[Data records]
=======

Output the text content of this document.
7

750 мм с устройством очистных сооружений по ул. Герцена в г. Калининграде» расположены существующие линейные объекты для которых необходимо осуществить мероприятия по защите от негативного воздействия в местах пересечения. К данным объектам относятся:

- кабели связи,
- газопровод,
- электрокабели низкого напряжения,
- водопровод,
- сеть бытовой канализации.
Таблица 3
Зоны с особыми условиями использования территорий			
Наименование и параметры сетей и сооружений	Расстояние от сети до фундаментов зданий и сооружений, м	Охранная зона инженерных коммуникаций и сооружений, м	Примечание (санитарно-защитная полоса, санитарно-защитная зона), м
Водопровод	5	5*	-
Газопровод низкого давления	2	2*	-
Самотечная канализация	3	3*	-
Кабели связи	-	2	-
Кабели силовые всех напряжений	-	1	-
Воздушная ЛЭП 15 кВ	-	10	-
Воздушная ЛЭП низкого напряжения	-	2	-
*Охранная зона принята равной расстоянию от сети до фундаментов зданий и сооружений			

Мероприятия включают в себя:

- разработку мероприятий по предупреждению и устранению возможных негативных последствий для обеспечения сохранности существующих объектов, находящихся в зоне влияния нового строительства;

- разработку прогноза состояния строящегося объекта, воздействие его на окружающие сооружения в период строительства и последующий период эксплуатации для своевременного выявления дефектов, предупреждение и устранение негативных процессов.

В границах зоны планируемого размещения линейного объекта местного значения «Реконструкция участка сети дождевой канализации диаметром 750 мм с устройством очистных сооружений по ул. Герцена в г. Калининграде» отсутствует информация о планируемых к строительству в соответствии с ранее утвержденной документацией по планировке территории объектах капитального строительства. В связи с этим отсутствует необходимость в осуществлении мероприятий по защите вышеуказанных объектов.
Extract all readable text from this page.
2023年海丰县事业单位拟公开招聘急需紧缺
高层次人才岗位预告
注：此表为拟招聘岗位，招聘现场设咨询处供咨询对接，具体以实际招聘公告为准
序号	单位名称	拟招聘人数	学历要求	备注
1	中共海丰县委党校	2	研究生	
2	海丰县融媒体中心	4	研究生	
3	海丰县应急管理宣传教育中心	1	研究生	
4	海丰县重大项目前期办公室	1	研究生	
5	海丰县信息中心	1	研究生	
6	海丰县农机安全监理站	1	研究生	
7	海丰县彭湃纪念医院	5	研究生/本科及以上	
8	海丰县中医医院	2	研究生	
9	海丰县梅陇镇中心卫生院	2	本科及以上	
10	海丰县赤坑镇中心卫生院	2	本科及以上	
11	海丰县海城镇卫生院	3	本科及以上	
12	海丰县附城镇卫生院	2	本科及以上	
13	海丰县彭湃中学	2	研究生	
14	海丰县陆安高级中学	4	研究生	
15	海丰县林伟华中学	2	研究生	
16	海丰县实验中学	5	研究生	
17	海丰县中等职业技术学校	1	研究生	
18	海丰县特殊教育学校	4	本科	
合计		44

=======

WHAT THE TASK ASKS:
Repeat every line of the records above exactly.

SOLUTION:
Output the text content of this document.
7

750 мм с устройством очистных сооружений по ул. Герцена в г. Калининграде» расположены существующие линейные объекты для которых необходимо осуществить мероприятия по защите от негативного воздействия в местах пересечения. К данным объектам относятся:

- кабели связи,
- газопровод,
- электрокабели низкого напряжения,
- водопровод,
- сеть бытовой канализации.
Таблица 3
Зоны с особыми условиями использования территорий			
Наименование и параметры сетей и сооружений	Расстояние от сети до фундаментов зданий и сооружений, м	Охранная зона инженерных коммуникаций и сооружений, м	Примечание (санитарно-защитная полоса, санитарно-защитная зона), м
Водопровод	5	5*	-
Газопровод низкого давления	2	2*	-
Самотечная канализация	3	3*	-
Кабели связи	-	2	-
Кабели силовые всех напряжений	-	1	-
Воздушная ЛЭП 15 кВ	-	10	-
Воздушная ЛЭП низкого напряжения	-	2	-
*Охранная зона принята равной расстоянию от сети до фундаментов зданий и сооружений			

Мероприятия включают в себя:

- разработку мероприятий по предупреждению и устранению возможных негативных последствий для обеспечения сохранности существующих объектов, находящихся в зоне влияния нового строительства;

- разработку прогноза состояния строящегося объекта, воздействие его на окружающие сооружения в период строительства и последующий период эксплуатации для своевременного выявления дефектов, предупреждение и устранение негативных процессов.

В границах зоны планируемого размещения линейного объекта местного значения «Реконструкция участка сети дождевой канализации диаметром 750 мм с устройством очистных сооружений по ул. Герцена в г. Калининграде» отсутствует информация о планируемых к строительству в соответствии с ранее утвержденной документацией по планировке территории объектах капитального строительства. В связи с этим отсутствует необходимость в осуществлении мероприятий по защите вышеуказанных объектов.
Extract all readable text from this page.
2023年海丰县事业单位拟公开招聘急需紧缺
高层次人才岗位预告
注：此表为拟招聘岗位，招聘现场设咨询处供咨询对接，具体以实际招聘公告为准
序号	单位名称	拟招聘人数	学历要求	备注
1	中共海丰县委党校	2	研究生	
2	海丰县融媒体中心	4	研究生	
3	海丰县应急管理宣传教育中心	1	研究生	
4	海丰县重大项目前期办公室	1	研究生	
5	海丰县信息中心	1	研究生	
6	海丰县农机安全监理站	1	研究生	
7	海丰县彭湃纪念医院	5	研究生/本科及以上	
8	海丰县中医医院	2	研究生	
9	海丰县梅陇镇中心卫生院	2	本科及以上	
10	海丰县赤坑镇中心卫生院	2	本科及以上	
11	海丰县海城镇卫生院	3	本科及以上	
12	海丰县附城镇卫生院	2	本科及以上	
13	海丰县彭湃中学	2	研究生	
14	海丰县陆安高级中学	4	研究生	
15	海丰县林伟华中学	2	研究生	
16	海丰县实验中学	5	研究生	
17	海丰县中等职业技术学校	1	研究生	
18	海丰县特殊教育学校	4	本科	
合计		44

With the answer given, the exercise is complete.